Dataset rows about figures
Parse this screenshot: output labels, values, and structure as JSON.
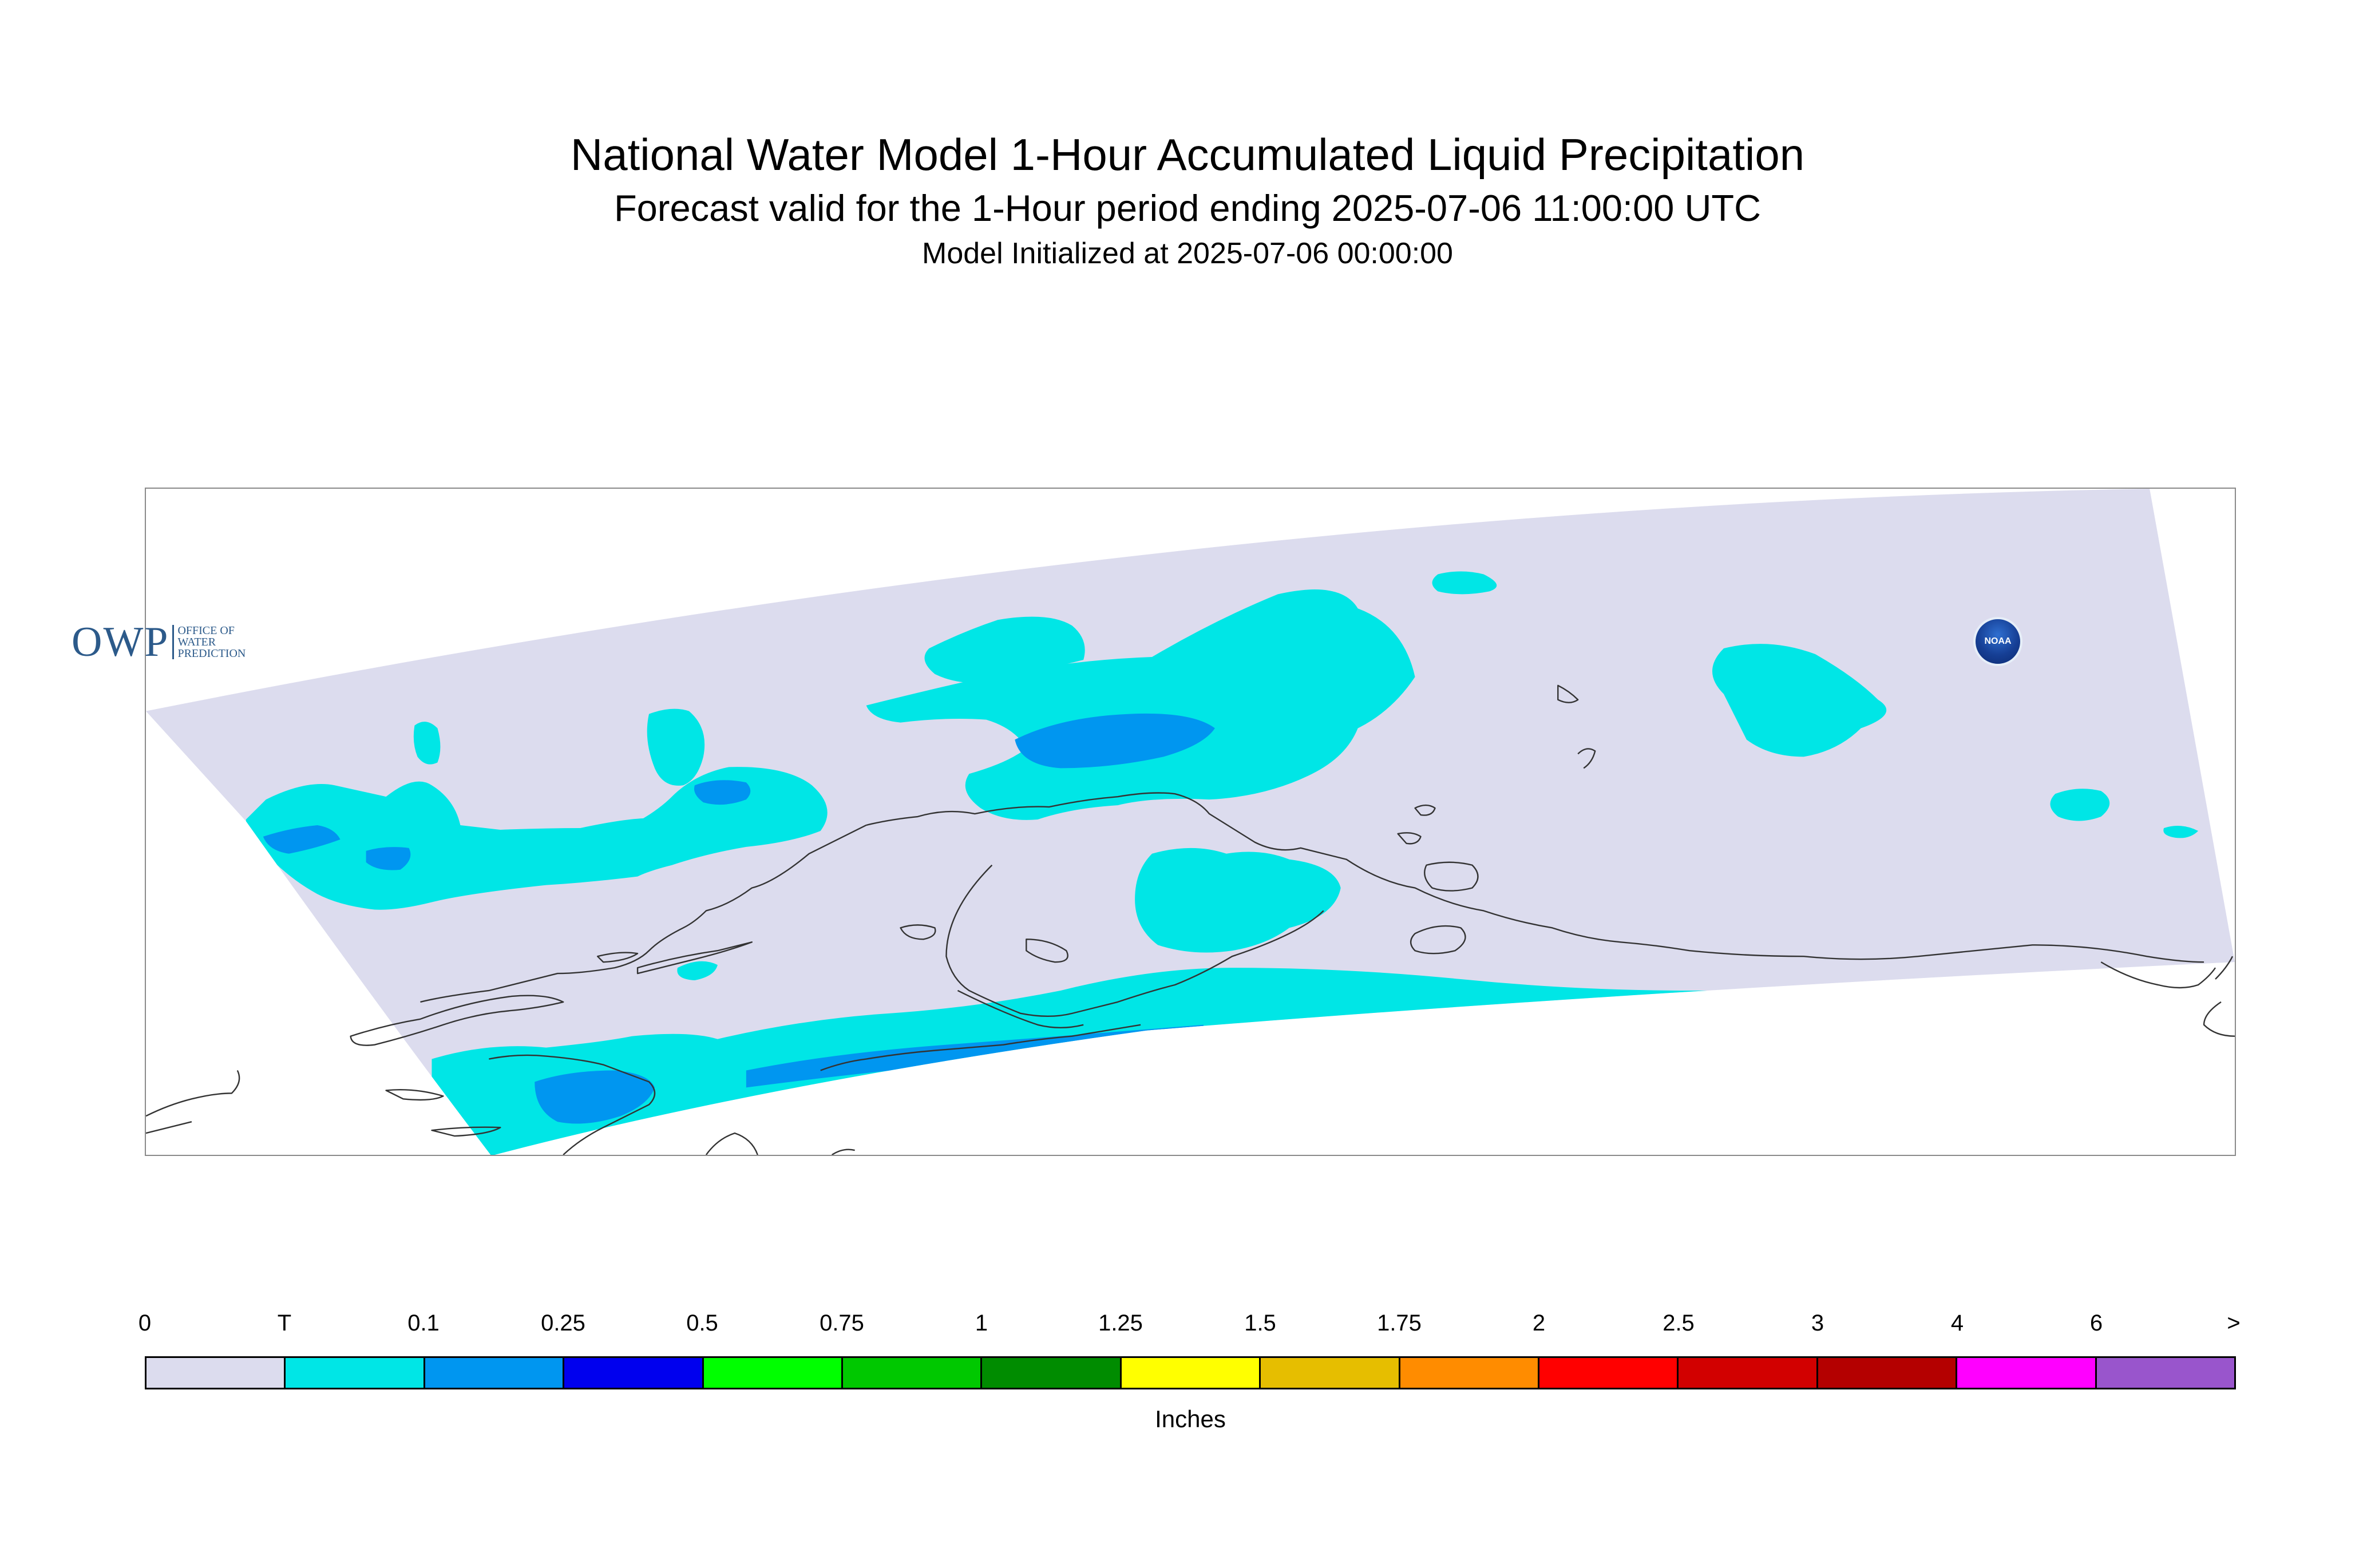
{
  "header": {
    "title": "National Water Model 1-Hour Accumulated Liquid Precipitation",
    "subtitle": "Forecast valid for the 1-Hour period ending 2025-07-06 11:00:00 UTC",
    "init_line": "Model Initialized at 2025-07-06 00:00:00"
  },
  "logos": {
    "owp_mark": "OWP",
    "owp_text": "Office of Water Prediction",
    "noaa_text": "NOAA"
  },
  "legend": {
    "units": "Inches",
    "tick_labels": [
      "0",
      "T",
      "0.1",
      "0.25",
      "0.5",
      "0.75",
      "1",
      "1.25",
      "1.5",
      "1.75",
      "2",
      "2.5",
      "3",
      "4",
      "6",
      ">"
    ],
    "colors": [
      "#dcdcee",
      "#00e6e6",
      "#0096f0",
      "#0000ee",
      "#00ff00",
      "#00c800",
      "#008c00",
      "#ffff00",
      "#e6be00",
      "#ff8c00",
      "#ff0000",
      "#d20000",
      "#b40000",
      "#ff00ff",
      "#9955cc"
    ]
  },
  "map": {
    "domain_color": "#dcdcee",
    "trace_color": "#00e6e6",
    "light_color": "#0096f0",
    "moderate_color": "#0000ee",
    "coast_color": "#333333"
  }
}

* [What is expected] Return every line of the preceding records in which the word "Model" appears.

* [In response]
    "title": "National Water Model 1-Hour Accumulated Liquid Precipitation",
    "init_line": "Model Initialized at 2025-07-06 00:00:00"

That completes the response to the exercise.